▶ **EXERCISE TASK**: Both ends included, set down the lines from the line containing "Parse this screenshot: output" through the last line of the records below, without pictures.
-- GIVEN DATA start --
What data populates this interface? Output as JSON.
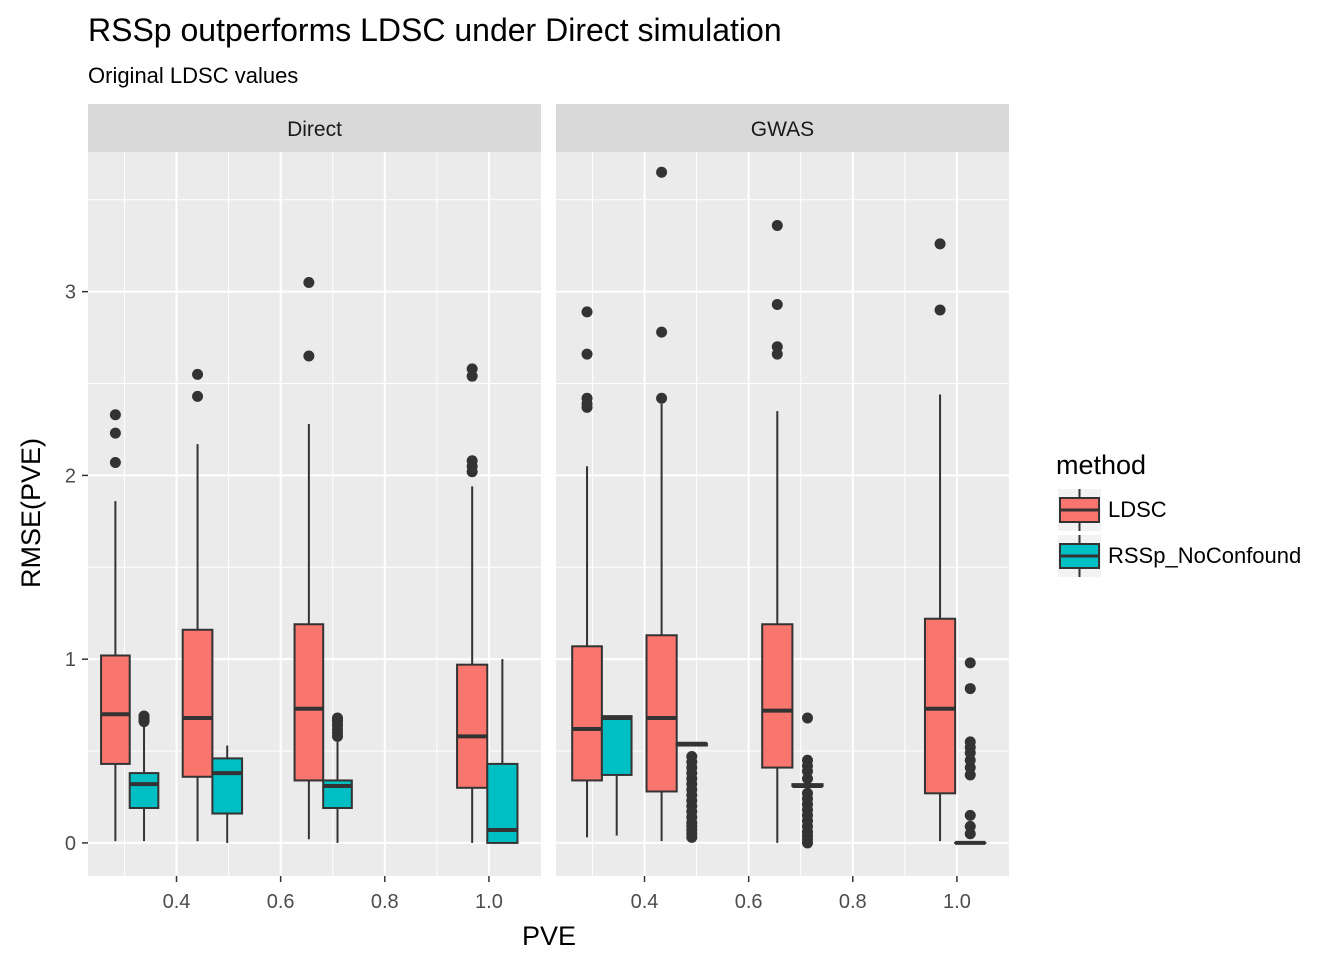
{
  "chart_data": {
    "type": "boxplot",
    "title": "RSSp outperforms LDSC under Direct simulation",
    "subtitle": "Original LDSC values",
    "xlabel": "PVE",
    "ylabel": "RMSE(PVE)",
    "x_ticks": [
      "0.4",
      "0.6",
      "0.8",
      "1.0"
    ],
    "y_ticks": [
      "0",
      "1",
      "2",
      "3"
    ],
    "ylim": [
      -0.18,
      3.76
    ],
    "xlim": [
      0.23,
      1.1
    ],
    "grid": true,
    "legend": {
      "title": "method",
      "position": "right",
      "entries": [
        {
          "name": "LDSC",
          "color": "#F8766D"
        },
        {
          "name": "RSSp_NoConfound",
          "color": "#00BFC4"
        }
      ]
    },
    "panels": [
      {
        "strip": "Direct",
        "boxes": [
          {
            "method": "LDSC",
            "pve": 0.3,
            "x": 0.2826,
            "width": 0.055,
            "q1": 0.43,
            "median": 0.7,
            "q3": 1.02,
            "wlo": 0.01,
            "whi": 1.86,
            "outliers": [
              2.07,
              2.23,
              2.33
            ]
          },
          {
            "method": "RSSp_NoConfound",
            "pve": 0.3,
            "x": 0.3376,
            "width": 0.055,
            "q1": 0.19,
            "median": 0.32,
            "q3": 0.38,
            "wlo": 0.01,
            "whi": 0.65,
            "outliers": [
              0.66,
              0.67,
              0.68,
              0.69,
              0.69
            ]
          },
          {
            "method": "LDSC",
            "pve": 0.5,
            "x": 0.4404,
            "width": 0.057,
            "q1": 0.36,
            "median": 0.68,
            "q3": 1.16,
            "wlo": 0.01,
            "whi": 2.17,
            "outliers": [
              2.43,
              2.55
            ]
          },
          {
            "method": "RSSp_NoConfound",
            "pve": 0.5,
            "x": 0.4974,
            "width": 0.057,
            "q1": 0.16,
            "median": 0.38,
            "q3": 0.46,
            "wlo": 0.0,
            "whi": 0.53,
            "outliers": []
          },
          {
            "method": "LDSC",
            "pve": 0.7,
            "x": 0.6542,
            "width": 0.055,
            "q1": 0.34,
            "median": 0.73,
            "q3": 1.19,
            "wlo": 0.02,
            "whi": 2.28,
            "outliers": [
              2.65,
              3.05
            ]
          },
          {
            "method": "RSSp_NoConfound",
            "pve": 0.7,
            "x": 0.7092,
            "width": 0.055,
            "q1": 0.19,
            "median": 0.31,
            "q3": 0.34,
            "wlo": 0.0,
            "whi": 0.55,
            "outliers": [
              0.58,
              0.6,
              0.62,
              0.64,
              0.66,
              0.67,
              0.68
            ]
          },
          {
            "method": "LDSC",
            "pve": 1.0,
            "x": 0.9678,
            "width": 0.058,
            "q1": 0.3,
            "median": 0.58,
            "q3": 0.97,
            "wlo": 0.0,
            "whi": 1.94,
            "outliers": [
              2.02,
              2.05,
              2.08,
              2.54,
              2.58
            ]
          },
          {
            "method": "RSSp_NoConfound",
            "pve": 1.0,
            "x": 1.0258,
            "width": 0.058,
            "q1": 0.0,
            "median": 0.07,
            "q3": 0.43,
            "wlo": 0.0,
            "whi": 1.0,
            "outliers": []
          }
        ]
      },
      {
        "strip": "GWAS",
        "boxes": [
          {
            "method": "LDSC",
            "pve": 0.3,
            "x": 0.2896,
            "width": 0.057,
            "q1": 0.34,
            "median": 0.62,
            "q3": 1.07,
            "wlo": 0.03,
            "whi": 2.05,
            "outliers": [
              2.37,
              2.39,
              2.42,
              2.66,
              2.89
            ]
          },
          {
            "method": "RSSp_NoConfound",
            "pve": 0.3,
            "x": 0.3466,
            "width": 0.057,
            "q1": 0.37,
            "median": 0.68,
            "q3": 0.69,
            "wlo": 0.04,
            "whi": 0.69,
            "outliers": []
          },
          {
            "method": "LDSC",
            "pve": 0.5,
            "x": 0.4328,
            "width": 0.058,
            "q1": 0.28,
            "median": 0.68,
            "q3": 1.13,
            "wlo": 0.01,
            "whi": 2.39,
            "outliers": [
              2.42,
              2.78,
              3.65
            ]
          },
          {
            "method": "RSSp_NoConfound",
            "pve": 0.5,
            "x": 0.4908,
            "width": 0.058,
            "q1": 0.53,
            "median": 0.54,
            "q3": 0.54,
            "wlo": 0.53,
            "whi": 0.54,
            "outliers": [
              0.03,
              0.05,
              0.07,
              0.09,
              0.11,
              0.14,
              0.17,
              0.2,
              0.23,
              0.26,
              0.29,
              0.32,
              0.35,
              0.38,
              0.41,
              0.44,
              0.47
            ]
          },
          {
            "method": "LDSC",
            "pve": 0.7,
            "x": 0.655,
            "width": 0.058,
            "q1": 0.41,
            "median": 0.72,
            "q3": 1.19,
            "wlo": 0.0,
            "whi": 2.35,
            "outliers": [
              2.66,
              2.7,
              2.93,
              3.36
            ]
          },
          {
            "method": "RSSp_NoConfound",
            "pve": 0.7,
            "x": 0.713,
            "width": 0.058,
            "q1": 0.31,
            "median": 0.31,
            "q3": 0.32,
            "wlo": 0.31,
            "whi": 0.32,
            "outliers": [
              0.0,
              0.02,
              0.04,
              0.06,
              0.09,
              0.12,
              0.15,
              0.18,
              0.21,
              0.24,
              0.27,
              0.35,
              0.39,
              0.42,
              0.45,
              0.68
            ]
          },
          {
            "method": "LDSC",
            "pve": 1.0,
            "x": 0.9676,
            "width": 0.058,
            "q1": 0.27,
            "median": 0.73,
            "q3": 1.22,
            "wlo": 0.01,
            "whi": 2.44,
            "outliers": [
              2.9,
              3.26
            ]
          },
          {
            "method": "RSSp_NoConfound",
            "pve": 1.0,
            "x": 1.0256,
            "width": 0.058,
            "q1": 0.0,
            "median": 0.0,
            "q3": 0.0,
            "wlo": 0.0,
            "whi": 0.0,
            "outliers": [
              0.05,
              0.09,
              0.15,
              0.37,
              0.41,
              0.45,
              0.49,
              0.52,
              0.55,
              0.84,
              0.98
            ]
          }
        ]
      }
    ]
  }
}
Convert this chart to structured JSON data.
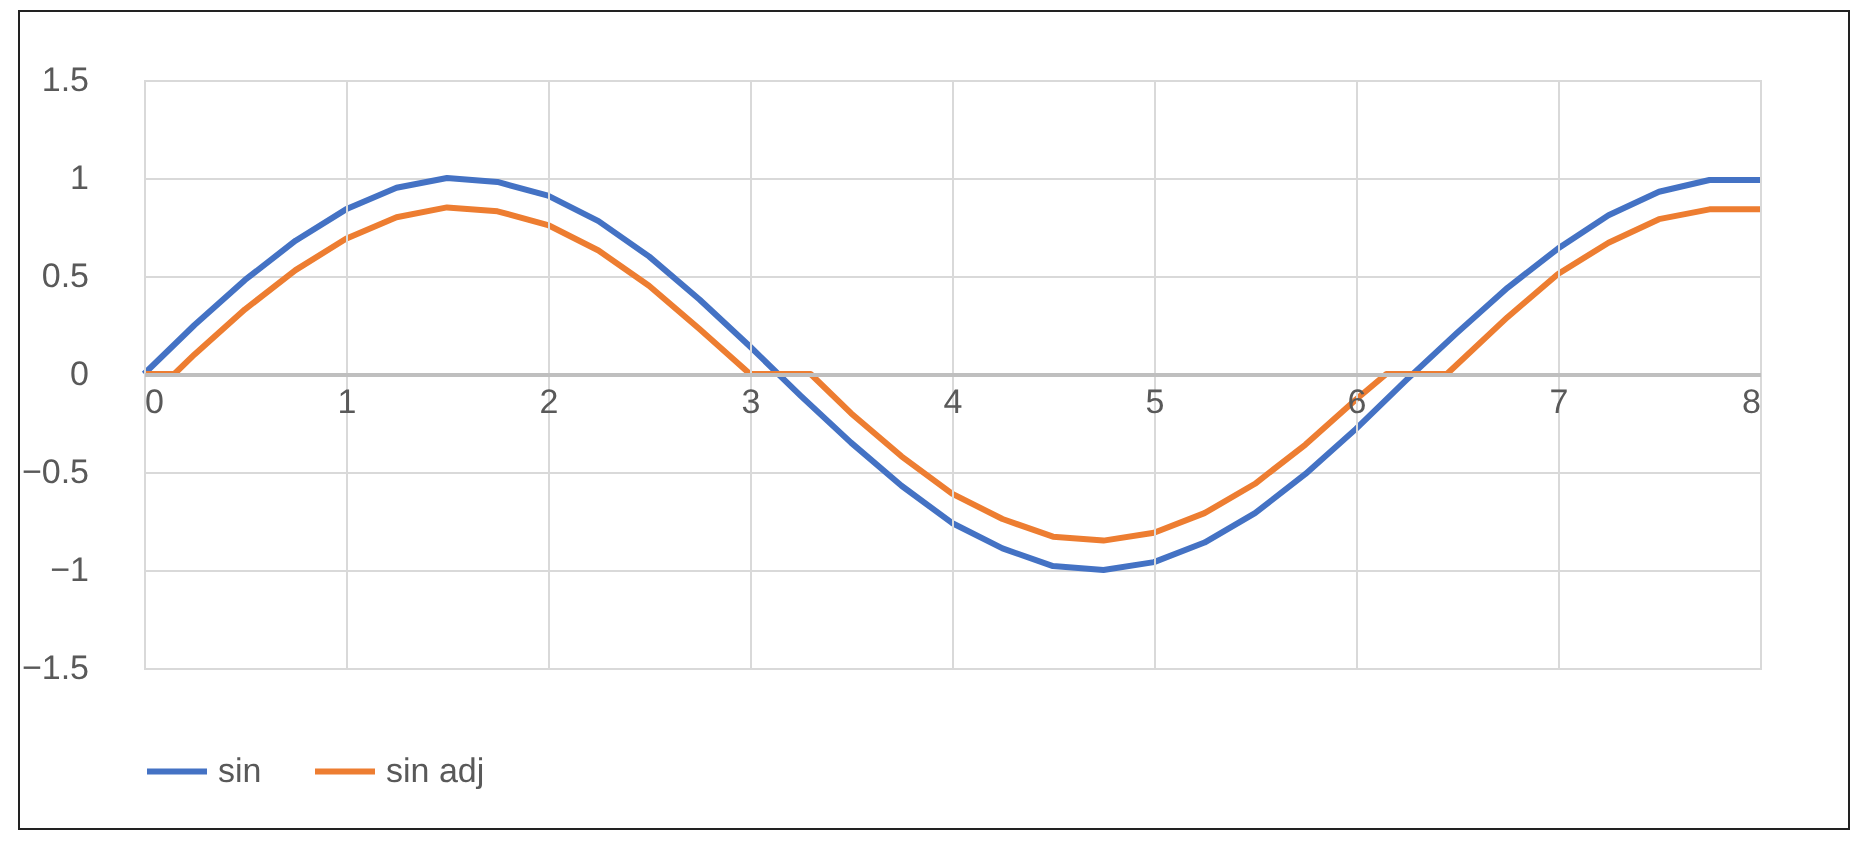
{
  "chart_data": {
    "type": "line",
    "series": [
      {
        "name": "sin",
        "color": "#4472c4",
        "x": [
          0,
          0.25,
          0.5,
          0.75,
          1,
          1.25,
          1.5,
          1.75,
          2,
          2.25,
          2.5,
          2.75,
          3,
          3.25,
          3.5,
          3.75,
          4,
          4.25,
          4.5,
          4.75,
          5,
          5.25,
          5.5,
          5.75,
          6,
          6.25,
          6.5,
          6.75,
          7,
          7.25,
          7.5,
          7.75,
          8
        ],
        "values": [
          0,
          0.25,
          0.48,
          0.68,
          0.84,
          0.95,
          1.0,
          0.98,
          0.91,
          0.78,
          0.6,
          0.38,
          0.14,
          -0.11,
          -0.35,
          -0.57,
          -0.76,
          -0.89,
          -0.98,
          -1.0,
          -0.96,
          -0.86,
          -0.71,
          -0.51,
          -0.28,
          -0.03,
          0.21,
          0.44,
          0.64,
          0.81,
          0.93,
          0.99,
          0.99
        ]
      },
      {
        "name": "sin adj",
        "color": "#ed7d31",
        "x": [
          0,
          0.15,
          0.25,
          0.5,
          0.75,
          1,
          1.25,
          1.5,
          1.75,
          2,
          2.25,
          2.5,
          2.75,
          3,
          3.3,
          3.5,
          3.75,
          4,
          4.25,
          4.5,
          4.75,
          5,
          5.25,
          5.5,
          5.75,
          6,
          6.15,
          6.45,
          6.75,
          7,
          7.25,
          7.5,
          7.75,
          8
        ],
        "values": [
          0,
          0,
          0.1,
          0.33,
          0.53,
          0.69,
          0.8,
          0.85,
          0.83,
          0.76,
          0.63,
          0.45,
          0.23,
          0,
          0,
          -0.2,
          -0.42,
          -0.61,
          -0.74,
          -0.83,
          -0.85,
          -0.81,
          -0.71,
          -0.56,
          -0.36,
          -0.13,
          0,
          0,
          0.29,
          0.51,
          0.67,
          0.79,
          0.84,
          0.84
        ]
      }
    ],
    "xlim": [
      0,
      8
    ],
    "xticks": [
      0,
      1,
      2,
      3,
      4,
      5,
      6,
      7,
      8
    ],
    "ylim": [
      -1.5,
      1.5
    ],
    "yticks": [
      -1.5,
      -1,
      -0.5,
      0,
      0.5,
      1,
      1.5
    ],
    "grid": true,
    "legend": "bottom"
  }
}
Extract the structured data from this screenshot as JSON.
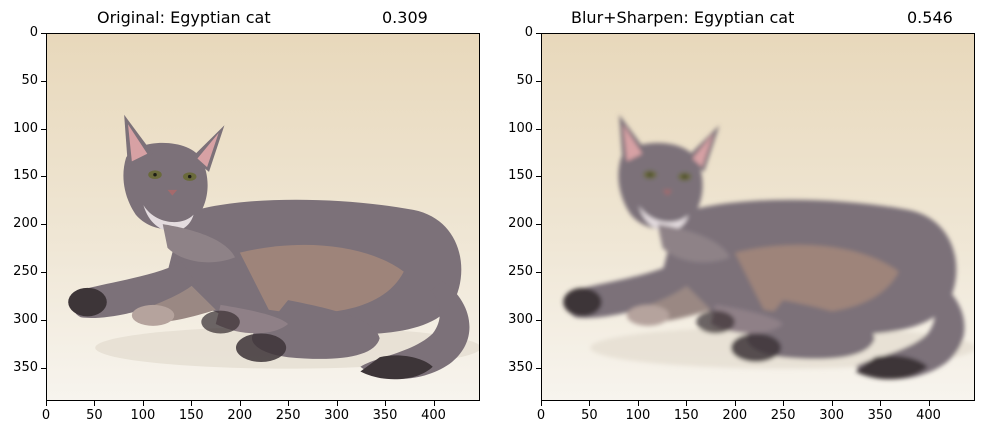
{
  "chart_data": [
    {
      "type": "image",
      "title_label": "Original: Egyptian cat",
      "title_score": "0.309",
      "image": "cat-photo",
      "xlim": [
        0,
        448
      ],
      "ylim": [
        385,
        0
      ],
      "xticks": [
        "0",
        "50",
        "100",
        "150",
        "200",
        "250",
        "300",
        "350",
        "400"
      ],
      "yticks": [
        "0",
        "50",
        "100",
        "150",
        "200",
        "250",
        "300",
        "350"
      ],
      "blur": false
    },
    {
      "type": "image",
      "title_label": "Blur+Sharpen: Egyptian cat",
      "title_score": "0.546",
      "image": "cat-photo-blurred",
      "xlim": [
        0,
        448
      ],
      "ylim": [
        385,
        0
      ],
      "xticks": [
        "0",
        "50",
        "100",
        "150",
        "200",
        "250",
        "300",
        "350",
        "400"
      ],
      "yticks": [
        "0",
        "50",
        "100",
        "150",
        "200",
        "250",
        "300",
        "350"
      ],
      "blur": true
    }
  ],
  "colors": {
    "background_top": "#e8d8bb",
    "background_bottom": "#f7f4ee",
    "cat_body": "#7c7179",
    "cat_warm": "#a4877a",
    "cat_dark": "#3d3438",
    "ear_inner": "#d7a1a4"
  }
}
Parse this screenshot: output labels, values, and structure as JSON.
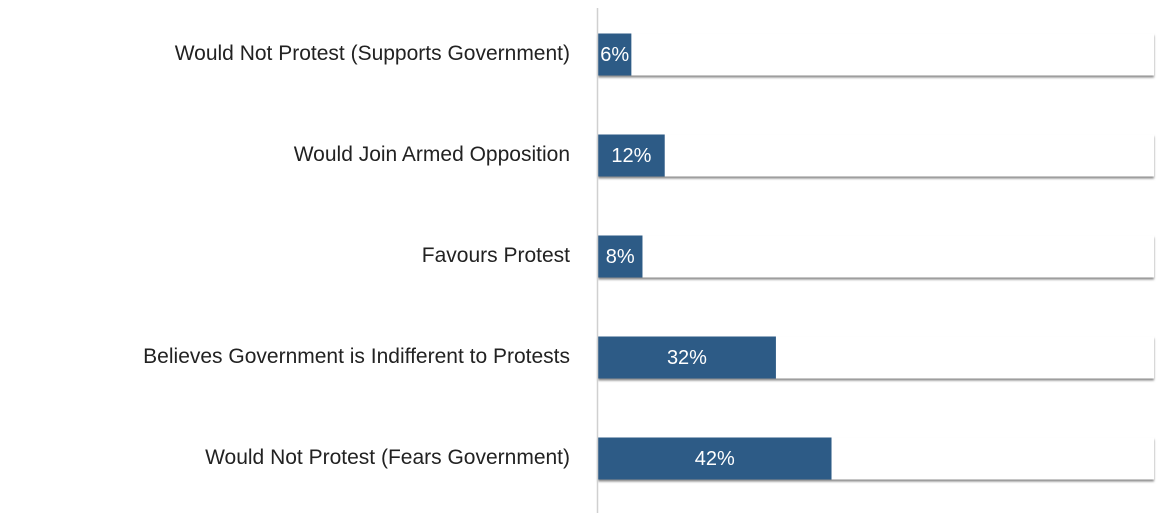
{
  "chart_data": {
    "type": "hbar",
    "categories": [
      "Would Not Protest (Supports Government)",
      "Would Join Armed Opposition",
      "Favours Protest",
      "Believes Government is Indifferent to Protests",
      "Would Not Protest (Fears Government)"
    ],
    "values": [
      6,
      12,
      8,
      32,
      42
    ],
    "value_labels": [
      "6%",
      "12%",
      "8%",
      "32%",
      "42%"
    ],
    "color": "#2d5b86",
    "xlim": [
      0,
      100
    ]
  }
}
-- GIVEN DATA end --
▶ **COMPLETE RESPONSE**:
Parse this screenshot: output labels, values, and structure as JSON.
{
  "chart_data": {
    "type": "hbar",
    "categories": [
      "Would Not Protest (Supports Government)",
      "Would Join Armed Opposition",
      "Favours Protest",
      "Believes Government is Indifferent to Protests",
      "Would Not Protest (Fears Government)"
    ],
    "values": [
      6,
      12,
      8,
      32,
      42
    ],
    "value_labels": [
      "6%",
      "12%",
      "8%",
      "32%",
      "42%"
    ],
    "color": "#2d5b86",
    "xlim": [
      0,
      100
    ]
  }
}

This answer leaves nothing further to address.